Reproduce verbatim the lines of the listing below from the line containing "Polygon shape [409,321,439,349]" through the line containing "FancyBboxPatch shape [288,194,406,262]", both included, and nothing else.

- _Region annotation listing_
◆ ◆ ◆ ◆ ◆

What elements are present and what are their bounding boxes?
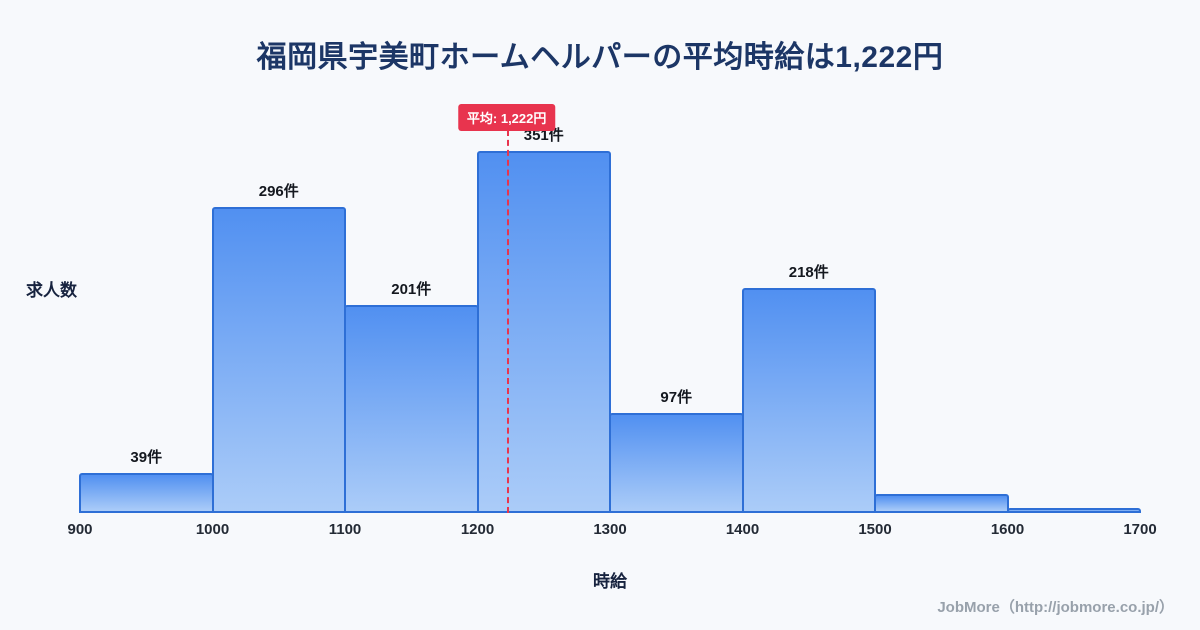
- bar-count-label: 351件: [523, 127, 564, 144]
- footer-branding: JobMore（http://jobmore.co.jp/）: [937, 599, 1174, 616]
- histogram-bar: [1006, 508, 1141, 513]
- x-axis-tick: 1000: [195, 521, 230, 538]
- x-axis-tick: 1500: [858, 521, 892, 538]
- bar-count-label: 39件: [130, 449, 163, 466]
- histogram-bar: [476, 151, 611, 513]
- chart-title: 福岡県宇美町ホームヘルパーの平均時給は1,222円: [256, 41, 944, 74]
- x-axis-tick: 1400: [725, 521, 760, 538]
- average-badge: 平均: 1,222円: [457, 104, 556, 131]
- bar-count-label: 201件: [391, 281, 432, 298]
- plot-area: 平均: 1,222円 39件 296件 201件 351件 97件 218件: [79, 100, 1141, 513]
- x-axis-tick: 1600: [990, 521, 1025, 538]
- x-axis-tick: 1200: [460, 521, 495, 538]
- average-line: [506, 130, 509, 513]
- histogram-bar: [79, 473, 214, 513]
- x-axis-tick: 1700: [1123, 521, 1157, 538]
- histogram-bar: [211, 207, 346, 513]
- y-axis-label: 求人数: [26, 281, 77, 300]
- bar-count-label: 296件: [258, 183, 299, 200]
- histogram-bar: [874, 494, 1009, 513]
- bar-count-label: 218件: [788, 264, 829, 281]
- x-axis-label: 時給: [593, 572, 627, 591]
- x-axis-ticks: 900 1000 1100 1200 1300 1400 1500 1600 1700: [67, 521, 1156, 543]
- x-axis-tick: 1100: [328, 521, 362, 538]
- bar-count-label: 97件: [660, 389, 693, 406]
- histogram-bar: [344, 305, 479, 513]
- histogram-bar: [741, 288, 876, 513]
- x-axis-tick: 900: [67, 521, 93, 538]
- histogram-bar: [609, 413, 744, 513]
- x-axis-tick: 1300: [593, 521, 627, 538]
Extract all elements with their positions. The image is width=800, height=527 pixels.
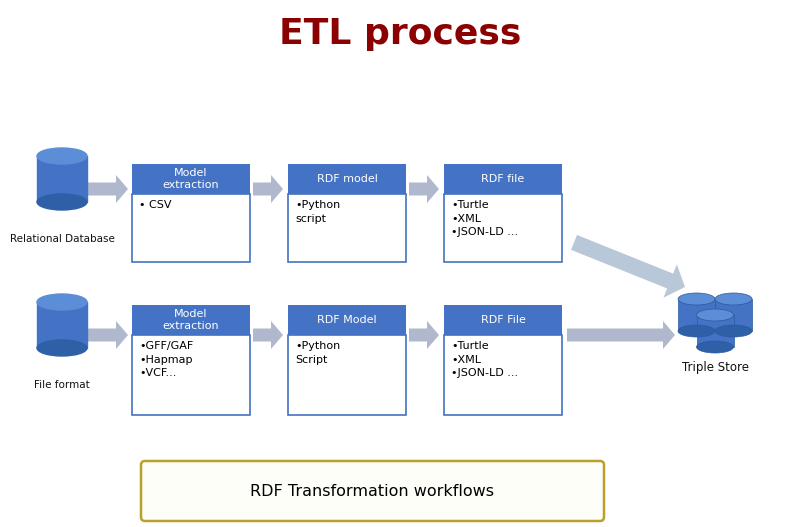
Polygon shape [409,321,439,349]
Text: Relational Database: Relational Database [10,234,114,244]
Polygon shape [409,175,439,203]
Text: •GFF/GAF
•Hapmap
•VCF...: •GFF/GAF •Hapmap •VCF... [139,341,194,378]
Text: RDF Model: RDF Model [317,315,377,325]
Text: ETL process: ETL process [279,17,521,51]
Polygon shape [567,321,675,349]
Text: RDF model: RDF model [317,174,378,184]
Text: Triple Store: Triple Store [682,361,749,374]
Bar [715,299,752,331]
Text: File format: File format [34,380,90,390]
FancyBboxPatch shape [132,194,250,262]
Bar [37,302,87,348]
Polygon shape [88,175,128,203]
Text: •Python
Script: •Python Script [295,341,340,365]
Ellipse shape [678,325,715,337]
Ellipse shape [37,340,87,356]
Bar [288,305,406,335]
Bar [678,299,715,331]
Text: •Python
script: •Python script [295,200,340,223]
Ellipse shape [678,293,715,305]
FancyBboxPatch shape [288,335,406,415]
Polygon shape [88,321,128,349]
Text: RDF File: RDF File [481,315,526,325]
FancyBboxPatch shape [288,194,406,262]
FancyBboxPatch shape [141,461,604,521]
Ellipse shape [697,309,734,321]
Bar [288,164,406,194]
FancyBboxPatch shape [132,335,250,415]
Ellipse shape [715,293,752,305]
FancyBboxPatch shape [444,335,562,415]
Ellipse shape [697,341,734,353]
Text: RDF file: RDF file [482,174,525,184]
Text: Model
extraction: Model extraction [162,309,219,331]
Ellipse shape [37,148,87,164]
Polygon shape [571,235,685,298]
Text: Model
extraction: Model extraction [162,168,219,190]
Bar [132,305,250,335]
Bar [132,164,250,194]
FancyBboxPatch shape [444,194,562,262]
Ellipse shape [37,294,87,310]
Text: •Turtle
•XML
•JSON-LD ...: •Turtle •XML •JSON-LD ... [451,341,518,378]
Bar [697,315,734,347]
Bar [37,156,87,202]
Polygon shape [253,175,283,203]
Bar [444,164,562,194]
Text: RDF Transformation workflows: RDF Transformation workflows [250,483,494,499]
Text: • CSV: • CSV [139,200,171,210]
Bar [444,305,562,335]
Ellipse shape [715,325,752,337]
Polygon shape [253,321,283,349]
Text: •Turtle
•XML
•JSON-LD ...: •Turtle •XML •JSON-LD ... [451,200,518,237]
Ellipse shape [37,194,87,210]
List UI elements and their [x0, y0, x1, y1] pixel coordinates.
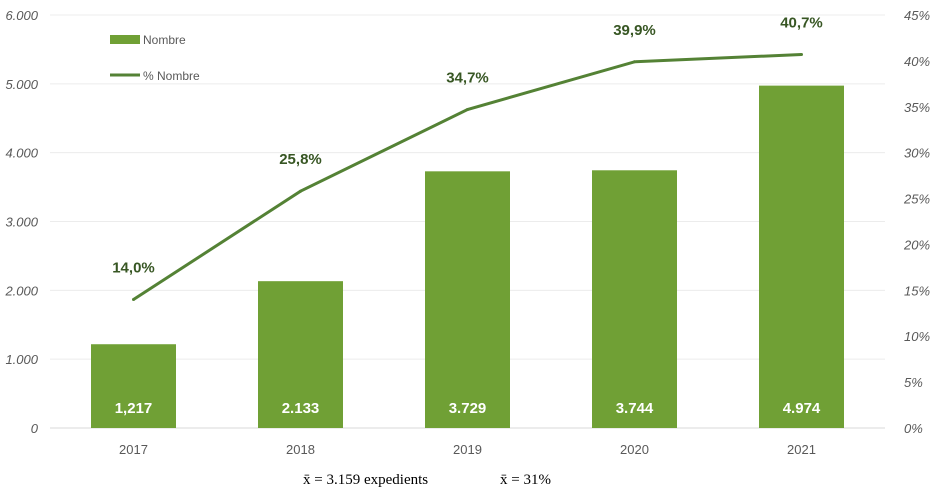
- line-label: 40,7%: [780, 14, 823, 31]
- line-label: 39,9%: [613, 22, 656, 39]
- x-axis-tick: 2021: [787, 442, 816, 457]
- mean-percent-note: x̄ = 31%: [500, 472, 551, 488]
- legend-label-line: % Nombre: [143, 69, 200, 83]
- left-axis-tick: 6.000: [5, 8, 38, 23]
- bar-label: 3.744: [616, 400, 654, 417]
- x-axis-tick: 2018: [286, 442, 315, 457]
- line-point: [132, 298, 135, 302]
- line-label: 14,0%: [112, 260, 155, 277]
- left-axis-tick: 4.000: [5, 146, 38, 161]
- left-axis-tick: 2.000: [4, 283, 38, 298]
- line-label: 34,7%: [446, 70, 489, 87]
- mean-count-note: x̄ = 3.159 expedients: [303, 472, 429, 488]
- right-axis-tick: 20%: [903, 237, 930, 252]
- right-axis-tick: 25%: [903, 192, 930, 207]
- right-axis-tick: 30%: [904, 146, 930, 161]
- right-axis-tick: 10%: [904, 329, 930, 344]
- bar-label: 3.729: [449, 400, 487, 417]
- legend-swatch-bar: [110, 35, 140, 44]
- line-point: [633, 60, 636, 64]
- right-axis-tick: 5%: [904, 375, 923, 390]
- line-point: [466, 108, 469, 112]
- bar-label: 2.133: [282, 400, 320, 417]
- left-axis-tick: 3.000: [5, 215, 38, 230]
- right-axis-tick: 45%: [904, 8, 930, 23]
- left-axis-tick: 1.000: [5, 352, 38, 367]
- line-point: [800, 52, 803, 56]
- legend-label-bar: Nombre: [143, 33, 186, 47]
- right-axis-tick: 15%: [904, 283, 930, 298]
- x-axis-tick: 2017: [119, 442, 148, 457]
- bar-2018: [258, 281, 343, 428]
- bar-2021: [759, 85, 844, 429]
- x-axis-tick: 2019: [453, 442, 482, 457]
- bar-2019: [425, 171, 510, 428]
- right-axis-tick: 40%: [904, 54, 930, 69]
- right-axis-tick: 35%: [904, 100, 930, 115]
- left-axis-tick: 0: [31, 421, 39, 436]
- bar-2020: [592, 170, 677, 428]
- bar-label: 4.974: [783, 400, 821, 417]
- x-axis-tick: 2020: [620, 442, 649, 457]
- left-axis-tick: 5.000: [5, 77, 38, 92]
- bar-2017: [91, 344, 176, 428]
- line-point: [299, 189, 302, 193]
- bar-label: 1,217: [115, 400, 153, 417]
- right-axis-tick: 0%: [904, 421, 923, 436]
- line-label: 25,8%: [279, 151, 322, 168]
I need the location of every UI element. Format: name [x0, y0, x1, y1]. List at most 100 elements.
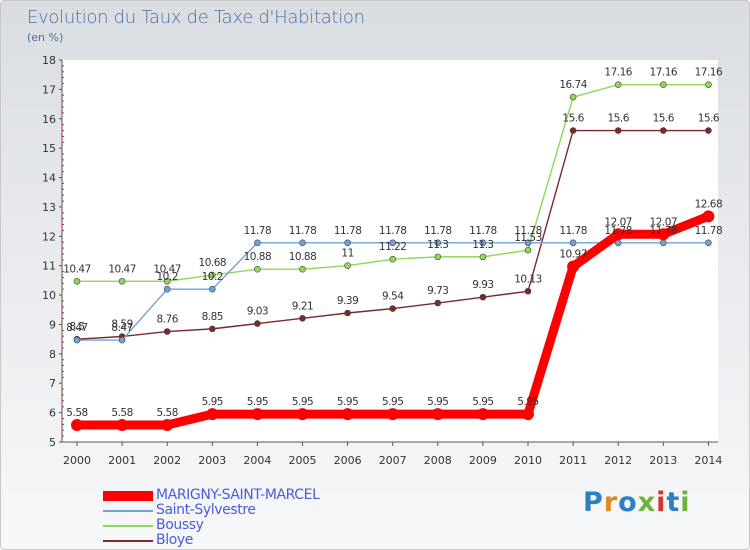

◆ ◆ ◆ ◆ ◆

- _Result for this task_
Polygon shape [409,321,439,349]
Text: Relational Database: Relational Database [10,234,114,244]
Polygon shape [409,175,439,203]
Text: •GFF/GAF
•Hapmap
•VCF...: •GFF/GAF •Hapmap •VCF... [139,341,194,378]
Text: RDF Model: RDF Model [317,315,377,325]
Text: ETL process: ETL process [279,17,521,51]
Polygon shape [567,321,675,349]
Text: RDF model: RDF model [317,174,378,184]
Text: Triple Store: Triple Store [682,361,749,374]
Bar [715,299,752,331]
Text: File format: File format [34,380,90,390]
FancyBboxPatch shape [132,194,250,262]
Bar [37,302,87,348]
Polygon shape [88,175,128,203]
Text: •Python
Script: •Python Script [295,341,340,365]
Ellipse shape [678,325,715,337]
Ellipse shape [37,340,87,356]
Bar [288,305,406,335]
Bar [678,299,715,331]
Text: •Python
script: •Python script [295,200,340,223]
Ellipse shape [678,293,715,305]
FancyBboxPatch shape [288,335,406,415]
Polygon shape [88,321,128,349]
Text: RDF File: RDF File [481,315,526,325]
FancyBboxPatch shape [288,194,406,262]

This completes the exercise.